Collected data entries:
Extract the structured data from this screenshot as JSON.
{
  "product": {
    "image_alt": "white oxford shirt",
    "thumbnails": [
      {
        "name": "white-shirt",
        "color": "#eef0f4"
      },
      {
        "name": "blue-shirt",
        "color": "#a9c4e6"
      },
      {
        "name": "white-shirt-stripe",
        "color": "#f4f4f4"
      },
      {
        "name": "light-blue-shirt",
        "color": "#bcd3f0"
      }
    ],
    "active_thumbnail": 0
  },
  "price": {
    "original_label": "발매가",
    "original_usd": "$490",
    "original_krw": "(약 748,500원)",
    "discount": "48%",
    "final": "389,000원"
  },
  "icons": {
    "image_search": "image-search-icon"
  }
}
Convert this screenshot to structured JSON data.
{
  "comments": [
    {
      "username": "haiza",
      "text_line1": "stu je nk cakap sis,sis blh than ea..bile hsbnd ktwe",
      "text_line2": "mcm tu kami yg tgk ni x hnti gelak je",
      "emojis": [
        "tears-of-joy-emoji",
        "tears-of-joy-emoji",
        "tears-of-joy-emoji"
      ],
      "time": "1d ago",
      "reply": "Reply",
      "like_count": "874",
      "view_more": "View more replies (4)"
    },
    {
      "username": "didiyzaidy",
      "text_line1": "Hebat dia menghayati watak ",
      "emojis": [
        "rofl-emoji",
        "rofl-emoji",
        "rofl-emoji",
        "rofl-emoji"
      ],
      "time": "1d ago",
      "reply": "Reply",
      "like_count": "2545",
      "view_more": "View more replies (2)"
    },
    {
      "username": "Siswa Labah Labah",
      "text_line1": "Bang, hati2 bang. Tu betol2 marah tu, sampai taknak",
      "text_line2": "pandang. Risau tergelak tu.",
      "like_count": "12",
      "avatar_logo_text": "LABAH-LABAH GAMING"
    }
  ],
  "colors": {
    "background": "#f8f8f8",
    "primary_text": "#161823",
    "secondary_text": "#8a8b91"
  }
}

■ **WORK TO BE COMPLETED**
Set down all of the entries exactly, please.

■ **TASK RESPONSE**
Extract the structured data from this screenshot as JSON.
{
  "product": {
    "image_alt": "white oxford shirt",
    "thumbnails": [
      {
        "name": "white-shirt",
        "color": "#eef0f4"
      },
      {
        "name": "blue-shirt",
        "color": "#a9c4e6"
      },
      {
        "name": "white-shirt-stripe",
        "color": "#f4f4f4"
      },
      {
        "name": "light-blue-shirt",
        "color": "#bcd3f0"
      }
    ],
    "active_thumbnail": 0
  },
  "price": {
    "original_label": "발매가",
    "original_usd": "$490",
    "original_krw": "(약 748,500원)",
    "discount": "48%",
    "final": "389,000원"
  },
  "icons": {
    "image_search": "image-search-icon"
  }
}
Convert this screenshot to structured JSON data.
{
  "comments": [
    {
      "username": "haiza",
      "text_line1": "stu je nk cakap sis,sis blh than ea..bile hsbnd ktwe",
      "text_line2": "mcm tu kami yg tgk ni x hnti gelak je",
      "emojis": [
        "tears-of-joy-emoji",
        "tears-of-joy-emoji",
        "tears-of-joy-emoji"
      ],
      "time": "1d ago",
      "reply": "Reply",
      "like_count": "874",
      "view_more": "View more replies (4)"
    },
    {
      "username": "didiyzaidy",
      "text_line1": "Hebat dia menghayati watak ",
      "emojis": [
        "rofl-emoji",
        "rofl-emoji",
        "rofl-emoji",
        "rofl-emoji"
      ],
      "time": "1d ago",
      "reply": "Reply",
      "like_count": "2545",
      "view_more": "View more replies (2)"
    },
    {
      "username": "Siswa Labah Labah",
      "text_line1": "Bang, hati2 bang. Tu betol2 marah tu, sampai taknak",
      "text_line2": "pandang. Risau tergelak tu.",
      "like_count": "12",
      "avatar_logo_text": "LABAH-LABAH GAMING"
    }
  ],
  "colors": {
    "background": "#f8f8f8",
    "primary_text": "#161823",
    "secondary_text": "#8a8b91"
  }
}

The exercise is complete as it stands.